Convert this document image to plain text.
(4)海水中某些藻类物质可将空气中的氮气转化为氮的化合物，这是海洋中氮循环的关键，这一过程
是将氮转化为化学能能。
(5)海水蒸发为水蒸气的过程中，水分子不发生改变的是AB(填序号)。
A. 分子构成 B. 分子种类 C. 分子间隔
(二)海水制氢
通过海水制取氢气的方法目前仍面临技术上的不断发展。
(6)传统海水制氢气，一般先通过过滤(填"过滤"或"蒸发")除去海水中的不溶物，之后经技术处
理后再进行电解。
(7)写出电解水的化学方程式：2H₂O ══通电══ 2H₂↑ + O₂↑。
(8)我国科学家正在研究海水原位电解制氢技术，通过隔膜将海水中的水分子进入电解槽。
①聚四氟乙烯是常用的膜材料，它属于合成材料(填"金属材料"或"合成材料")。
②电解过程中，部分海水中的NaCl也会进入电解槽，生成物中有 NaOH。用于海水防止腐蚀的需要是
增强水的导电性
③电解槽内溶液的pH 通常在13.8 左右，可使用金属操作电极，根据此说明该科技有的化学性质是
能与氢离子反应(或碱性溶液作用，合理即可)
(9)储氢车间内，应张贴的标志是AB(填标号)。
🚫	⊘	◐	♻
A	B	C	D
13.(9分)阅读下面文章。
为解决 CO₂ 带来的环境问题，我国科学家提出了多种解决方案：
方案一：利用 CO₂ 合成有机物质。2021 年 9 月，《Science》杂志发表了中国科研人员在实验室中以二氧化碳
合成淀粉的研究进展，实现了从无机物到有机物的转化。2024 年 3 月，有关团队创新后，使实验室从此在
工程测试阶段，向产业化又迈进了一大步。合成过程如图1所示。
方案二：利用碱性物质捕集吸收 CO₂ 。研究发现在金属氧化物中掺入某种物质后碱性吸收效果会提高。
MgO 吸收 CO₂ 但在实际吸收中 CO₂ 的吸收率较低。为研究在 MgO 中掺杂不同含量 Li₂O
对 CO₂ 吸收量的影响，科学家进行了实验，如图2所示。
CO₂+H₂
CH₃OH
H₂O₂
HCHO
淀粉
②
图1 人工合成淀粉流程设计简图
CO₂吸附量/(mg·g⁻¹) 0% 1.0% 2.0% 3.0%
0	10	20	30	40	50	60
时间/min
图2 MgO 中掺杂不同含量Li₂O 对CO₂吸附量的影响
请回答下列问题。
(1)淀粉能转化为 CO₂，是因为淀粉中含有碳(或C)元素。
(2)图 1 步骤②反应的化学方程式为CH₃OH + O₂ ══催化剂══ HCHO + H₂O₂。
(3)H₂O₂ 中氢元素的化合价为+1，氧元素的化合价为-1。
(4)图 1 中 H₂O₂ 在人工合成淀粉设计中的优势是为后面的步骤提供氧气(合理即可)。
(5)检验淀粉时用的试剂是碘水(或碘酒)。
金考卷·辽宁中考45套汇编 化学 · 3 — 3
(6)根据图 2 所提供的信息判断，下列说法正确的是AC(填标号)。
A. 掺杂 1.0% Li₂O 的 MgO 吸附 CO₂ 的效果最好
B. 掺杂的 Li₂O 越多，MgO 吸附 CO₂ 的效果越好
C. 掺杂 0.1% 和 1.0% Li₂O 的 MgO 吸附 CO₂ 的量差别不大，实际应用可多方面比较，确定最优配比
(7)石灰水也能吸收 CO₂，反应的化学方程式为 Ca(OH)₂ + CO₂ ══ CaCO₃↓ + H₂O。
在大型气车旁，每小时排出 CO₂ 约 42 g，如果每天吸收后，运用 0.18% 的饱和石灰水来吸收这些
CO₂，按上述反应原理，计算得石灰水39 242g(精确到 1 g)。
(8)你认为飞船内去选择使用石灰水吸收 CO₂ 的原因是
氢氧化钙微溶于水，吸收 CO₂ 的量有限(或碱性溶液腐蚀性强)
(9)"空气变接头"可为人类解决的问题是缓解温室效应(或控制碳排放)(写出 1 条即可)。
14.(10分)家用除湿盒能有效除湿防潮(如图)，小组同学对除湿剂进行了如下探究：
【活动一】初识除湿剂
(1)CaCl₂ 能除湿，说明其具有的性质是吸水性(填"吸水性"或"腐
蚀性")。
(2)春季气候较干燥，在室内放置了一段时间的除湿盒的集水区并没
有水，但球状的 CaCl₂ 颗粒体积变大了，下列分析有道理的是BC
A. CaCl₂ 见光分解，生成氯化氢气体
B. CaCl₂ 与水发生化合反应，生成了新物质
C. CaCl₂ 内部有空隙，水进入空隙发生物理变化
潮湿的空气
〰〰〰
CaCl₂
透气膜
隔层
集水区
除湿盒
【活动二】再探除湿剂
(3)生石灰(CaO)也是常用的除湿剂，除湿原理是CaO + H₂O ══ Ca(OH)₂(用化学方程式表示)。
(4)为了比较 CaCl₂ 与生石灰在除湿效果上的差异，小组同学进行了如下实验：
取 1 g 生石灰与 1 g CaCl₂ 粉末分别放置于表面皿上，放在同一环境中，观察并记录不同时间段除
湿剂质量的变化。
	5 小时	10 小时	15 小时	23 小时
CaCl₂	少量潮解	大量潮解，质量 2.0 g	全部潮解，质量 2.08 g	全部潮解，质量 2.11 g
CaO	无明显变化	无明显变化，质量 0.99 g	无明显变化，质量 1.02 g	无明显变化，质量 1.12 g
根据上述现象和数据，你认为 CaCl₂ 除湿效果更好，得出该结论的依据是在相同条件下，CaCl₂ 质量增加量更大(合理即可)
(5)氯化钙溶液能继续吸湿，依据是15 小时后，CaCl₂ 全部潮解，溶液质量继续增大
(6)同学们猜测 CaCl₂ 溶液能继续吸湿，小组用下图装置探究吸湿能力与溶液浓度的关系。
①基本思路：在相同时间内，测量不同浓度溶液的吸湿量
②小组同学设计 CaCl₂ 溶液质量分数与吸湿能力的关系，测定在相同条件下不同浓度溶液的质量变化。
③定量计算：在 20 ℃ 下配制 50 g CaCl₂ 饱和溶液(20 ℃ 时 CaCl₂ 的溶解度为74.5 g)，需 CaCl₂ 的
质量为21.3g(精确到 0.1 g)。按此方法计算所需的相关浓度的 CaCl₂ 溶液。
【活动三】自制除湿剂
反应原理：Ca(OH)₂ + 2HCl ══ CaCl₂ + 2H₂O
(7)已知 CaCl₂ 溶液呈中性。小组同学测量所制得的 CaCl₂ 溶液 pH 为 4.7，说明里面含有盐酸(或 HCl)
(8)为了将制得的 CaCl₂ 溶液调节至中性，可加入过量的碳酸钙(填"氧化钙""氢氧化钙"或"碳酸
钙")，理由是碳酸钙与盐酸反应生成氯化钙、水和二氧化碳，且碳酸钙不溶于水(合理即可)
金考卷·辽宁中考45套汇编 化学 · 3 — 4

→ **INSTRUCTIONS FOR THE TASK**: Output all of the material, please, exactly as it stands.

→ **OUTPUT**:
Convert this document image to plain text.
(4)海水中某些藻类物质可将空气中的氮气转化为氮的化合物，这是海洋中氮循环的关键，这一过程
是将氮转化为化学能能。
(5)海水蒸发为水蒸气的过程中，水分子不发生改变的是AB(填序号)。
A. 分子构成 B. 分子种类 C. 分子间隔
(二)海水制氢
通过海水制取氢气的方法目前仍面临技术上的不断发展。
(6)传统海水制氢气，一般先通过过滤(填"过滤"或"蒸发")除去海水中的不溶物，之后经技术处
理后再进行电解。
(7)写出电解水的化学方程式：2H₂O ══通电══ 2H₂↑ + O₂↑。
(8)我国科学家正在研究海水原位电解制氢技术，通过隔膜将海水中的水分子进入电解槽。
①聚四氟乙烯是常用的膜材料，它属于合成材料(填"金属材料"或"合成材料")。
②电解过程中，部分海水中的NaCl也会进入电解槽，生成物中有 NaOH。用于海水防止腐蚀的需要是
增强水的导电性
③电解槽内溶液的pH 通常在13.8 左右，可使用金属操作电极，根据此说明该科技有的化学性质是
能与氢离子反应(或碱性溶液作用，合理即可)
(9)储氢车间内，应张贴的标志是AB(填标号)。
🚫	⊘	◐	♻
A	B	C	D
13.(9分)阅读下面文章。
为解决 CO₂ 带来的环境问题，我国科学家提出了多种解决方案：
方案一：利用 CO₂ 合成有机物质。2021 年 9 月，《Science》杂志发表了中国科研人员在实验室中以二氧化碳
合成淀粉的研究进展，实现了从无机物到有机物的转化。2024 年 3 月，有关团队创新后，使实验室从此在
工程测试阶段，向产业化又迈进了一大步。合成过程如图1所示。
方案二：利用碱性物质捕集吸收 CO₂ 。研究发现在金属氧化物中掺入某种物质后碱性吸收效果会提高。
MgO 吸收 CO₂ 但在实际吸收中 CO₂ 的吸收率较低。为研究在 MgO 中掺杂不同含量 Li₂O
对 CO₂ 吸收量的影响，科学家进行了实验，如图2所示。
CO₂+H₂
CH₃OH
H₂O₂
HCHO
淀粉
②
图1 人工合成淀粉流程设计简图
CO₂吸附量/(mg·g⁻¹) 0% 1.0% 2.0% 3.0%
0	10	20	30	40	50	60
时间/min
图2 MgO 中掺杂不同含量Li₂O 对CO₂吸附量的影响
请回答下列问题。
(1)淀粉能转化为 CO₂，是因为淀粉中含有碳(或C)元素。
(2)图 1 步骤②反应的化学方程式为CH₃OH + O₂ ══催化剂══ HCHO + H₂O₂。
(3)H₂O₂ 中氢元素的化合价为+1，氧元素的化合价为-1。
(4)图 1 中 H₂O₂ 在人工合成淀粉设计中的优势是为后面的步骤提供氧气(合理即可)。
(5)检验淀粉时用的试剂是碘水(或碘酒)。
金考卷·辽宁中考45套汇编 化学 · 3 — 3
(6)根据图 2 所提供的信息判断，下列说法正确的是AC(填标号)。
A. 掺杂 1.0% Li₂O 的 MgO 吸附 CO₂ 的效果最好
B. 掺杂的 Li₂O 越多，MgO 吸附 CO₂ 的效果越好
C. 掺杂 0.1% 和 1.0% Li₂O 的 MgO 吸附 CO₂ 的量差别不大，实际应用可多方面比较，确定最优配比
(7)石灰水也能吸收 CO₂，反应的化学方程式为 Ca(OH)₂ + CO₂ ══ CaCO₃↓ + H₂O。
在大型气车旁，每小时排出 CO₂ 约 42 g，如果每天吸收后，运用 0.18% 的饱和石灰水来吸收这些
CO₂，按上述反应原理，计算得石灰水39 242g(精确到 1 g)。
(8)你认为飞船内去选择使用石灰水吸收 CO₂ 的原因是
氢氧化钙微溶于水，吸收 CO₂ 的量有限(或碱性溶液腐蚀性强)
(9)"空气变接头"可为人类解决的问题是缓解温室效应(或控制碳排放)(写出 1 条即可)。
14.(10分)家用除湿盒能有效除湿防潮(如图)，小组同学对除湿剂进行了如下探究：
【活动一】初识除湿剂
(1)CaCl₂ 能除湿，说明其具有的性质是吸水性(填"吸水性"或"腐
蚀性")。
(2)春季气候较干燥，在室内放置了一段时间的除湿盒的集水区并没
有水，但球状的 CaCl₂ 颗粒体积变大了，下列分析有道理的是BC
A. CaCl₂ 见光分解，生成氯化氢气体
B. CaCl₂ 与水发生化合反应，生成了新物质
C. CaCl₂ 内部有空隙，水进入空隙发生物理变化
潮湿的空气
〰〰〰
CaCl₂
透气膜
隔层
集水区
除湿盒
【活动二】再探除湿剂
(3)生石灰(CaO)也是常用的除湿剂，除湿原理是CaO + H₂O ══ Ca(OH)₂(用化学方程式表示)。
(4)为了比较 CaCl₂ 与生石灰在除湿效果上的差异，小组同学进行了如下实验：
取 1 g 生石灰与 1 g CaCl₂ 粉末分别放置于表面皿上，放在同一环境中，观察并记录不同时间段除
湿剂质量的变化。
	5 小时	10 小时	15 小时	23 小时
CaCl₂	少量潮解	大量潮解，质量 2.0 g	全部潮解，质量 2.08 g	全部潮解，质量 2.11 g
CaO	无明显变化	无明显变化，质量 0.99 g	无明显变化，质量 1.02 g	无明显变化，质量 1.12 g
根据上述现象和数据，你认为 CaCl₂ 除湿效果更好，得出该结论的依据是在相同条件下，CaCl₂ 质量增加量更大(合理即可)
(5)氯化钙溶液能继续吸湿，依据是15 小时后，CaCl₂ 全部潮解，溶液质量继续增大
(6)同学们猜测 CaCl₂ 溶液能继续吸湿，小组用下图装置探究吸湿能力与溶液浓度的关系。
①基本思路：在相同时间内，测量不同浓度溶液的吸湿量
②小组同学设计 CaCl₂ 溶液质量分数与吸湿能力的关系，测定在相同条件下不同浓度溶液的质量变化。
③定量计算：在 20 ℃ 下配制 50 g CaCl₂ 饱和溶液(20 ℃ 时 CaCl₂ 的溶解度为74.5 g)，需 CaCl₂ 的
质量为21.3g(精确到 0.1 g)。按此方法计算所需的相关浓度的 CaCl₂ 溶液。
【活动三】自制除湿剂
反应原理：Ca(OH)₂ + 2HCl ══ CaCl₂ + 2H₂O
(7)已知 CaCl₂ 溶液呈中性。小组同学测量所制得的 CaCl₂ 溶液 pH 为 4.7，说明里面含有盐酸(或 HCl)
(8)为了将制得的 CaCl₂ 溶液调节至中性，可加入过量的碳酸钙(填"氧化钙""氢氧化钙"或"碳酸
钙")，理由是碳酸钙与盐酸反应生成氯化钙、水和二氧化碳，且碳酸钙不溶于水(合理即可)
金考卷·辽宁中考45套汇编 化学 · 3 — 4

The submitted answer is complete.